YOUR TASK> Copy each line that holds "abbia".

......

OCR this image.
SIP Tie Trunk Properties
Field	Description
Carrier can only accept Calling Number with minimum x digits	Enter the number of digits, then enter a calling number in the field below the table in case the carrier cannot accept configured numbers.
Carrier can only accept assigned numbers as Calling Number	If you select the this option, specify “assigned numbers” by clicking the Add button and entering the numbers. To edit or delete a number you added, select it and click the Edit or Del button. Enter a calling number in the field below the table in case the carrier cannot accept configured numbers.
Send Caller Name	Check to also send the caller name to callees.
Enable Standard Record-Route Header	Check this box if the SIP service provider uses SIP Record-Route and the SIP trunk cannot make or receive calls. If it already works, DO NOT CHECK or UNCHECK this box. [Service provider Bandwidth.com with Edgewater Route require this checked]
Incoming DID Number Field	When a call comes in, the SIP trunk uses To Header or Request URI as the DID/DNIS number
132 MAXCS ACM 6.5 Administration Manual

......

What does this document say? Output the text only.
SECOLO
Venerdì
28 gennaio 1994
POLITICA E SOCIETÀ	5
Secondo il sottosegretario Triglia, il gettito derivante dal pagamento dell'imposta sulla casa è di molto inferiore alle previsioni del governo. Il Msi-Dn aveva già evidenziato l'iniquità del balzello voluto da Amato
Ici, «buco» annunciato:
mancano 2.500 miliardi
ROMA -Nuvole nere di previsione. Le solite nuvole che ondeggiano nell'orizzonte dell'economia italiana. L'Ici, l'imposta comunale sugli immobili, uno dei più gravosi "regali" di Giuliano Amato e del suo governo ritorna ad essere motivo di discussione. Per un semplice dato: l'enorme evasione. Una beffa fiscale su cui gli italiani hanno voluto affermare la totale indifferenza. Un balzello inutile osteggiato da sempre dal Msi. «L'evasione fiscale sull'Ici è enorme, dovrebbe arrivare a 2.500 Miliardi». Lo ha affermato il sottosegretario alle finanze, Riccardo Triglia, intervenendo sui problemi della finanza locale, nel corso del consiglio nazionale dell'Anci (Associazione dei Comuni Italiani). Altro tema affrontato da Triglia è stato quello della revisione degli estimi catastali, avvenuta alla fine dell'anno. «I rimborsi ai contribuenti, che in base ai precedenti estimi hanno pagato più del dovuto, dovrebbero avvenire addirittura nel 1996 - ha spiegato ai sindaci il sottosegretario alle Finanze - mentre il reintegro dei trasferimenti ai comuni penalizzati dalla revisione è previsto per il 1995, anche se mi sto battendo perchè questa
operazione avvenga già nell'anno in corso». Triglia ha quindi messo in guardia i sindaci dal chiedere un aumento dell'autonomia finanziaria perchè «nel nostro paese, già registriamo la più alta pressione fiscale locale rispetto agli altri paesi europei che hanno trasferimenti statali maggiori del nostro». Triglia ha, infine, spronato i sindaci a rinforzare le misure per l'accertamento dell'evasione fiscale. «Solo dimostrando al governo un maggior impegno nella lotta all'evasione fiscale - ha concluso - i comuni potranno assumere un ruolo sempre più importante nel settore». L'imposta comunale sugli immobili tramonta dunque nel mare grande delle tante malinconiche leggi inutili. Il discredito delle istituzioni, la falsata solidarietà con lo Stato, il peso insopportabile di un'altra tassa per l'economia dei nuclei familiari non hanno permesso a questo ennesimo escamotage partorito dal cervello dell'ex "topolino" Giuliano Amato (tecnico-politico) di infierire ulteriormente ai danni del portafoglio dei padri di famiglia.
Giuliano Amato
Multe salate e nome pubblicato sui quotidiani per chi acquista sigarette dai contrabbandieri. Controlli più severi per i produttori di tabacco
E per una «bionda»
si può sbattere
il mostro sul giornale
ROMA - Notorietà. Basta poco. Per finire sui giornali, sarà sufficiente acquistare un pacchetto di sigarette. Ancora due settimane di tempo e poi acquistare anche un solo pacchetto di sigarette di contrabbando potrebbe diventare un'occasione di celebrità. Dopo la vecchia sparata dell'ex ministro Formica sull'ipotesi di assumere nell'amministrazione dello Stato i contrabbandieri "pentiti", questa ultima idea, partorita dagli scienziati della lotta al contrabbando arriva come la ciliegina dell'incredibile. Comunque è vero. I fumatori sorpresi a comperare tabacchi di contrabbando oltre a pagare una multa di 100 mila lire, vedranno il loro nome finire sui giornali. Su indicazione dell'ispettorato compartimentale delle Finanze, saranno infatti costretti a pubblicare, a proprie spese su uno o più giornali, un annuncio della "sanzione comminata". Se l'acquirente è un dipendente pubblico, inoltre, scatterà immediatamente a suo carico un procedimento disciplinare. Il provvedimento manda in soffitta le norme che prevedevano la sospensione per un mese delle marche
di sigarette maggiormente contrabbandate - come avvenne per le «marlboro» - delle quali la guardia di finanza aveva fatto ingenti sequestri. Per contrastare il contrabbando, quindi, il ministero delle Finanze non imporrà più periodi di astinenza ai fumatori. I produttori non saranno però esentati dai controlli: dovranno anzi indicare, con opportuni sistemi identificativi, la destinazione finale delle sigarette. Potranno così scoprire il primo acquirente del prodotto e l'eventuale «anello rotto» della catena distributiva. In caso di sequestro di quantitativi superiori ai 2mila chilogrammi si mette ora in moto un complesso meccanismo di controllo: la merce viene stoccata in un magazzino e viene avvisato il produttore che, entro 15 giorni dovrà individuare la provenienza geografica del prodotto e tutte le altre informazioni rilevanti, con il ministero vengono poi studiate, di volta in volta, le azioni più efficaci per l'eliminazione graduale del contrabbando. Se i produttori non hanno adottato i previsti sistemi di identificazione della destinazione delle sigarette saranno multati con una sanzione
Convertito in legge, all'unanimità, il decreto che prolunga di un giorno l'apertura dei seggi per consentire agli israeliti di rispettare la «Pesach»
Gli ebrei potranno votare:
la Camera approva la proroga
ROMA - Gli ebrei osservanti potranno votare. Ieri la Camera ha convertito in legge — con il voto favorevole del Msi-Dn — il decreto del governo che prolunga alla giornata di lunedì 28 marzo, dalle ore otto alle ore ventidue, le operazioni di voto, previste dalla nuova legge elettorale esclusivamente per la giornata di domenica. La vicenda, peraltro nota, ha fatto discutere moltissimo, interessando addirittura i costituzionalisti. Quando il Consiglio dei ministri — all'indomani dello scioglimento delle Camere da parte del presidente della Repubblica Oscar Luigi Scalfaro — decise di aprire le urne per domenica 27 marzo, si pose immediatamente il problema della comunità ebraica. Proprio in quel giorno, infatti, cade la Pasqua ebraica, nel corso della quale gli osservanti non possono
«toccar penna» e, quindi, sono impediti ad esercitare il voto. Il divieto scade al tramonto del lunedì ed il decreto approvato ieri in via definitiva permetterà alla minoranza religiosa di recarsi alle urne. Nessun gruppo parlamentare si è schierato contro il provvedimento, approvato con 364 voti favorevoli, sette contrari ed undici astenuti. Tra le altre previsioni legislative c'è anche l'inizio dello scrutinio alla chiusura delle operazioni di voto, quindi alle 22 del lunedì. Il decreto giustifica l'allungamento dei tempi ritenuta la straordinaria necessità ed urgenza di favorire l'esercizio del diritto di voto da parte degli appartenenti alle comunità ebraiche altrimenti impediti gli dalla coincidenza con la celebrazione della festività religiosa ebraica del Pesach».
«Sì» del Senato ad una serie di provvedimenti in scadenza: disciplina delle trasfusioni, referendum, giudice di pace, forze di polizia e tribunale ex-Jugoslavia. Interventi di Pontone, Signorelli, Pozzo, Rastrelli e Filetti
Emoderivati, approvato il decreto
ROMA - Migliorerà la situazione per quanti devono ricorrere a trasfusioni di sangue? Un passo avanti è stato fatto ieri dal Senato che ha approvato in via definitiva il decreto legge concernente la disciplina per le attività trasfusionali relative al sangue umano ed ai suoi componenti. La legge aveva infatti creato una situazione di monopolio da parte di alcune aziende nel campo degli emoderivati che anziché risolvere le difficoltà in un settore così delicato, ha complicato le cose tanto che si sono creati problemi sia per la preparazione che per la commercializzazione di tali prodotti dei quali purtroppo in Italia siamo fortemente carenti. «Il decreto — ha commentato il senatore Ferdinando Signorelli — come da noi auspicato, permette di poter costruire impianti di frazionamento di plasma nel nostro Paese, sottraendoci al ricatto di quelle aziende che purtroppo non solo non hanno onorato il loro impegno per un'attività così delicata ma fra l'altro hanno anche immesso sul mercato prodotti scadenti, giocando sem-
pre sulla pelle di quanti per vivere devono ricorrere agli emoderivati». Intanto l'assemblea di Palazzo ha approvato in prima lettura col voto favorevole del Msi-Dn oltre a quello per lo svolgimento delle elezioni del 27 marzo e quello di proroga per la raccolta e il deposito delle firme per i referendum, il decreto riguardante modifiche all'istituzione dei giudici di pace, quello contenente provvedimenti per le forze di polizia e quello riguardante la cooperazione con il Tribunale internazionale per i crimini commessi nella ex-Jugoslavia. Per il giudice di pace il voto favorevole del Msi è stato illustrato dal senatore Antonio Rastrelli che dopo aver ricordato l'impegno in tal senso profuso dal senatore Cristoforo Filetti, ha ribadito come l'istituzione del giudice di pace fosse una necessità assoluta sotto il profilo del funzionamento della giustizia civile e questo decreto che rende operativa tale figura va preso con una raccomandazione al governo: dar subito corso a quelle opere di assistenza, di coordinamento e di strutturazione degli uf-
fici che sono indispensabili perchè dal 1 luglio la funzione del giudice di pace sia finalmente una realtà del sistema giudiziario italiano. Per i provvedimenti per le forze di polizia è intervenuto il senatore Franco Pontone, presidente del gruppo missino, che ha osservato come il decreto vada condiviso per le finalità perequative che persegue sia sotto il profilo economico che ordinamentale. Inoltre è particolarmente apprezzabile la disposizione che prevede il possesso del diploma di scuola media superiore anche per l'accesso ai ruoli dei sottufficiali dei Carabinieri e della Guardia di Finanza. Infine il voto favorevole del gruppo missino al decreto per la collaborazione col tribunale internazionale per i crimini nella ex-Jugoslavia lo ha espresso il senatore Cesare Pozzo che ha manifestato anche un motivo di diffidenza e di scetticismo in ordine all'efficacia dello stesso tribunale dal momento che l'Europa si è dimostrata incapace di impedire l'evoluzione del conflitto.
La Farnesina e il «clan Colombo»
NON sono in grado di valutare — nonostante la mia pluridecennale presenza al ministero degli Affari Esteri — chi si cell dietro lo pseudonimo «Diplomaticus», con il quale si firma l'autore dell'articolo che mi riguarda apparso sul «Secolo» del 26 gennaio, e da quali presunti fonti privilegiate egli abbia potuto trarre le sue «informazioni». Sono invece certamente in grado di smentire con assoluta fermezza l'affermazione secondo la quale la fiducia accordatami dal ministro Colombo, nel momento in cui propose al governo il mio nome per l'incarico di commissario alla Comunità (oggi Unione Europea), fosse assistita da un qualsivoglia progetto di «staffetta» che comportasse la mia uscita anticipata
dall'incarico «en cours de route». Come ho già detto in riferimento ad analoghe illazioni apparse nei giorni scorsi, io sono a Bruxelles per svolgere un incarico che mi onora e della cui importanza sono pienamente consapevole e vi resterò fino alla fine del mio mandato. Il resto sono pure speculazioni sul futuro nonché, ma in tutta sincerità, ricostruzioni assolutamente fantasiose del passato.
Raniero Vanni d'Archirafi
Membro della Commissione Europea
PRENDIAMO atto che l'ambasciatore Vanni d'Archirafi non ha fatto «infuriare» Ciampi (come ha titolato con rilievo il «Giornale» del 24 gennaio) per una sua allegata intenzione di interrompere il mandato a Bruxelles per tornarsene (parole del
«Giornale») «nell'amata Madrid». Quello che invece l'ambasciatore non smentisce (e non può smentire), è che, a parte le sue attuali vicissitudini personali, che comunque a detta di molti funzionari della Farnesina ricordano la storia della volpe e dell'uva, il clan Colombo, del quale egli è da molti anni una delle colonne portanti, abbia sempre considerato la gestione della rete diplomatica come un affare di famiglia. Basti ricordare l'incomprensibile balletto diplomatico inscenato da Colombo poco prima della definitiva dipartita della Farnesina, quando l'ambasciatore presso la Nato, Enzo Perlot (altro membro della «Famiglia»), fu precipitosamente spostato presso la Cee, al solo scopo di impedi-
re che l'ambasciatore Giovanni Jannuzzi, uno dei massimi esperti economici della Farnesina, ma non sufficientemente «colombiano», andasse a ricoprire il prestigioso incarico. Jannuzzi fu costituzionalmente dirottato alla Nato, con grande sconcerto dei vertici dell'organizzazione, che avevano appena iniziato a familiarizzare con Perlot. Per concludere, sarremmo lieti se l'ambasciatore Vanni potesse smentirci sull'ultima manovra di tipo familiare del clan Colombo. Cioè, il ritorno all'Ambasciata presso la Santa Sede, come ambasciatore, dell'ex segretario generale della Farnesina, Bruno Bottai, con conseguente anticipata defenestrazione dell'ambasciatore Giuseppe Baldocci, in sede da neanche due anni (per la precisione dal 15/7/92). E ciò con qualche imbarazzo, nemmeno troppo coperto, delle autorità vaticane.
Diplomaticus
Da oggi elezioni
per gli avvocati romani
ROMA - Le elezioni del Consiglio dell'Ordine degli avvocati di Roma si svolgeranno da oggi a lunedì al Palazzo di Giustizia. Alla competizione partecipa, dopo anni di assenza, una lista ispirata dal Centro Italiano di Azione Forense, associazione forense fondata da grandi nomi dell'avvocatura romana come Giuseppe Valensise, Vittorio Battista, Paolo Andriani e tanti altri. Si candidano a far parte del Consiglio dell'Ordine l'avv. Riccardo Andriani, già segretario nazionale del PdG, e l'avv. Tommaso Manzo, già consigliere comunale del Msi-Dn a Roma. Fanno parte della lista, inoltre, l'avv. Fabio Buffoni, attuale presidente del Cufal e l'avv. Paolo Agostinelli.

......

PROBLEM SOLUTION>
NON sono in grado di valutare — nonostante la mia pluridecennale presenza al ministero degli Affari Esteri — chi si cell dietro lo pseudonimo «Diplomaticus», con il quale si firma l'autore dell'articolo che mi riguarda apparso sul «Secolo» del 26 gennaio, e da quali presunti fonti privilegiate egli abbia potuto trarre le sue «informazioni». Sono invece certamente in grado di smentire con assoluta fermezza l'affermazione secondo la quale la fiducia accordatami dal ministro Colombo, nel momento in cui propose al governo il mio nome per l'incarico di commissario alla Comunità (oggi Unione Europea), fosse assistita da un qualsivoglia progetto di «staffetta» che comportasse la mia uscita anticipata
«Giornale») «nell'amata Madrid». Quello che invece l'ambasciatore non smentisce (e non può smentire), è che, a parte le sue attuali vicissitudini personali, che comunque a detta di molti funzionari della Farnesina ricordano la storia della volpe e dell'uva, il clan Colombo, del quale egli è da molti anni una delle colonne portanti, abbia sempre considerato la gestione della rete diplomatica come un affare di famiglia. Basti ricordare l'incomprensibile balletto diplomatico inscenato da Colombo poco prima della definitiva dipartita della Farnesina, quando l'ambasciatore presso la Nato, Enzo Perlot (altro membro della «Famiglia»), fu precipitosamente spostato presso la Cee, al solo scopo di impedi-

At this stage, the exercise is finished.